§ To do:
Give the data below again, word for word.

Dataset listings of figures
^^^^

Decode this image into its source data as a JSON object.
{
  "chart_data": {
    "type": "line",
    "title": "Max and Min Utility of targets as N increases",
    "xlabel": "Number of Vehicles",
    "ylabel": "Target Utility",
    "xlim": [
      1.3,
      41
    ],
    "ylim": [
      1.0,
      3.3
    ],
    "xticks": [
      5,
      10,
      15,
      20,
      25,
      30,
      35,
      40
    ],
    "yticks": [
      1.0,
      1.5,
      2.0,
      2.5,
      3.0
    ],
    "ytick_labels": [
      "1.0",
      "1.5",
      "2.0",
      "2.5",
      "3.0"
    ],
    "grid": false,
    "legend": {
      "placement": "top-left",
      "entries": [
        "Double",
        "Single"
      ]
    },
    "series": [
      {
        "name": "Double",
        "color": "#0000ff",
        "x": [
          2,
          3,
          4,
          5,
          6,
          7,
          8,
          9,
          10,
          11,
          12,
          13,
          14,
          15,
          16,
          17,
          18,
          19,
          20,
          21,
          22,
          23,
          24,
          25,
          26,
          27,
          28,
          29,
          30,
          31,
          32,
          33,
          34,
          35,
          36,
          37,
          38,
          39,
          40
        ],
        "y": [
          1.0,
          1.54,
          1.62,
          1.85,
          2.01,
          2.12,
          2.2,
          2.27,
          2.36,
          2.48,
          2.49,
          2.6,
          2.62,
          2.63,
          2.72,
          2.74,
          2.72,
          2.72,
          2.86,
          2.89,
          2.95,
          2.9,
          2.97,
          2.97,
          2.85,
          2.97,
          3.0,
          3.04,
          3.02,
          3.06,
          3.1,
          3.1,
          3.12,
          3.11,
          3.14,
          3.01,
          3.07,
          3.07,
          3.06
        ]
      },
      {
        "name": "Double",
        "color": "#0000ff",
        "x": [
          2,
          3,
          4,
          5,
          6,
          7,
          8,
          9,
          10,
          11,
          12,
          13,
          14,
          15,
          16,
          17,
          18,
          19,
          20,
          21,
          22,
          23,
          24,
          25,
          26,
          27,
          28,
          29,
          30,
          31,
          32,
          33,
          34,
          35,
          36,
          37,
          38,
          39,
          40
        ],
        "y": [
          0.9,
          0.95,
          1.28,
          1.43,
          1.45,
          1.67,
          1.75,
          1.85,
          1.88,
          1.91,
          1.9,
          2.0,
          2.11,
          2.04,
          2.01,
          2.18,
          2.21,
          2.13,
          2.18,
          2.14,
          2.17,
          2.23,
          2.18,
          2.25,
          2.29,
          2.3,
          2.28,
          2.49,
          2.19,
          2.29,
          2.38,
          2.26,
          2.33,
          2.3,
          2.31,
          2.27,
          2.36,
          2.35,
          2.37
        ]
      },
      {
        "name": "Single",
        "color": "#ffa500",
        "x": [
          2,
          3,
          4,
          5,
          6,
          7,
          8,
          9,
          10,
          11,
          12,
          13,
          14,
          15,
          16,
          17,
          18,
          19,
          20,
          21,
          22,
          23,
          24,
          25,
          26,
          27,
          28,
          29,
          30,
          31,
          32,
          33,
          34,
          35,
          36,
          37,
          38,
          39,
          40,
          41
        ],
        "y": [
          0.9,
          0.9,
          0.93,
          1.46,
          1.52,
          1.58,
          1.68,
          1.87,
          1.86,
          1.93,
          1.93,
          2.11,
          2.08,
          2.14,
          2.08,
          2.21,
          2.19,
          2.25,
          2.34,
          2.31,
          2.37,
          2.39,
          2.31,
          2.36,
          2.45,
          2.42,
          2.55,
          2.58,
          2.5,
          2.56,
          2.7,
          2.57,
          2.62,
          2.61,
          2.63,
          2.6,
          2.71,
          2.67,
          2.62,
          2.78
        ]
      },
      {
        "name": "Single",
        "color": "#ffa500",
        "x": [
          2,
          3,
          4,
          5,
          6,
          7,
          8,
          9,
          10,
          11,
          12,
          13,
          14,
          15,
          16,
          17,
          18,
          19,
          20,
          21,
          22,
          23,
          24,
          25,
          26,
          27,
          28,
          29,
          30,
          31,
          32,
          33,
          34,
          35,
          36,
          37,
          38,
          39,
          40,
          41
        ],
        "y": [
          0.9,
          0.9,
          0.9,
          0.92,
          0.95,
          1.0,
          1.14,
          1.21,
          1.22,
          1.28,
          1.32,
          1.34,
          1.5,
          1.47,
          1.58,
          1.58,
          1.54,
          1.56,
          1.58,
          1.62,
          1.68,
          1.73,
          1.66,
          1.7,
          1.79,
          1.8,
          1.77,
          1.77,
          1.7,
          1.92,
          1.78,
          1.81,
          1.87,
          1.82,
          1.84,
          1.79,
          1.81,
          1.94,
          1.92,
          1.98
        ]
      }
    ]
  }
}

^^^^

§ Reply to the exercise:
Decode this image into its source data as a JSON object.
{
  "chart_data": {
    "type": "line",
    "title": "Max and Min Utility of targets as N increases",
    "xlabel": "Number of Vehicles",
    "ylabel": "Target Utility",
    "xlim": [
      1.3,
      41
    ],
    "ylim": [
      1.0,
      3.3
    ],
    "xticks": [
      5,
      10,
      15,
      20,
      25,
      30,
      35,
      40
    ],
    "yticks": [
      1.0,
      1.5,
      2.0,
      2.5,
      3.0
    ],
    "ytick_labels": [
      "1.0",
      "1.5",
      "2.0",
      "2.5",
      "3.0"
    ],
    "grid": false,
    "legend": {
      "placement": "top-left",
      "entries": [
        "Double",
        "Single"
      ]
    },
    "series": [
      {
        "name": "Double",
        "color": "#0000ff",
        "x": [
          2,
          3,
          4,
          5,
          6,
          7,
          8,
          9,
          10,
          11,
          12,
          13,
          14,
          15,
          16,
          17,
          18,
          19,
          20,
          21,
          22,
          23,
          24,
          25,
          26,
          27,
          28,
          29,
          30,
          31,
          32,
          33,
          34,
          35,
          36,
          37,
          38,
          39,
          40
        ],
        "y": [
          1.0,
          1.54,
          1.62,
          1.85,
          2.01,
          2.12,
          2.2,
          2.27,
          2.36,
          2.48,
          2.49,
          2.6,
          2.62,
          2.63,
          2.72,
          2.74,
          2.72,
          2.72,
          2.86,
          2.89,
          2.95,
          2.9,
          2.97,
          2.97,
          2.85,
          2.97,
          3.0,
          3.04,
          3.02,
          3.06,
          3.1,
          3.1,
          3.12,
          3.11,
          3.14,
          3.01,
          3.07,
          3.07,
          3.06
        ]
      },
      {
        "name": "Double",
        "color": "#0000ff",
        "x": [
          2,
          3,
          4,
          5,
          6,
          7,
          8,
          9,
          10,
          11,
          12,
          13,
          14,
          15,
          16,
          17,
          18,
          19,
          20,
          21,
          22,
          23,
          24,
          25,
          26,
          27,
          28,
          29,
          30,
          31,
          32,
          33,
          34,
          35,
          36,
          37,
          38,
          39,
          40
        ],
        "y": [
          0.9,
          0.95,
          1.28,
          1.43,
          1.45,
          1.67,
          1.75,
          1.85,
          1.88,
          1.91,
          1.9,
          2.0,
          2.11,
          2.04,
          2.01,
          2.18,
          2.21,
          2.13,
          2.18,
          2.14,
          2.17,
          2.23,
          2.18,
          2.25,
          2.29,
          2.3,
          2.28,
          2.49,
          2.19,
          2.29,
          2.38,
          2.26,
          2.33,
          2.3,
          2.31,
          2.27,
          2.36,
          2.35,
          2.37
        ]
      },
      {
        "name": "Single",
        "color": "#ffa500",
        "x": [
          2,
          3,
          4,
          5,
          6,
          7,
          8,
          9,
          10,
          11,
          12,
          13,
          14,
          15,
          16,
          17,
          18,
          19,
          20,
          21,
          22,
          23,
          24,
          25,
          26,
          27,
          28,
          29,
          30,
          31,
          32,
          33,
          34,
          35,
          36,
          37,
          38,
          39,
          40,
          41
        ],
        "y": [
          0.9,
          0.9,
          0.93,
          1.46,
          1.52,
          1.58,
          1.68,
          1.87,
          1.86,
          1.93,
          1.93,
          2.11,
          2.08,
          2.14,
          2.08,
          2.21,
          2.19,
          2.25,
          2.34,
          2.31,
          2.37,
          2.39,
          2.31,
          2.36,
          2.45,
          2.42,
          2.55,
          2.58,
          2.5,
          2.56,
          2.7,
          2.57,
          2.62,
          2.61,
          2.63,
          2.6,
          2.71,
          2.67,
          2.62,
          2.78
        ]
      },
      {
        "name": "Single",
        "color": "#ffa500",
        "x": [
          2,
          3,
          4,
          5,
          6,
          7,
          8,
          9,
          10,
          11,
          12,
          13,
          14,
          15,
          16,
          17,
          18,
          19,
          20,
          21,
          22,
          23,
          24,
          25,
          26,
          27,
          28,
          29,
          30,
          31,
          32,
          33,
          34,
          35,
          36,
          37,
          38,
          39,
          40,
          41
        ],
        "y": [
          0.9,
          0.9,
          0.9,
          0.92,
          0.95,
          1.0,
          1.14,
          1.21,
          1.22,
          1.28,
          1.32,
          1.34,
          1.5,
          1.47,
          1.58,
          1.58,
          1.54,
          1.56,
          1.58,
          1.62,
          1.68,
          1.73,
          1.66,
          1.7,
          1.79,
          1.8,
          1.77,
          1.77,
          1.7,
          1.92,
          1.78,
          1.81,
          1.87,
          1.82,
          1.84,
          1.79,
          1.81,
          1.94,
          1.92,
          1.98
        ]
      }
    ]
  }
}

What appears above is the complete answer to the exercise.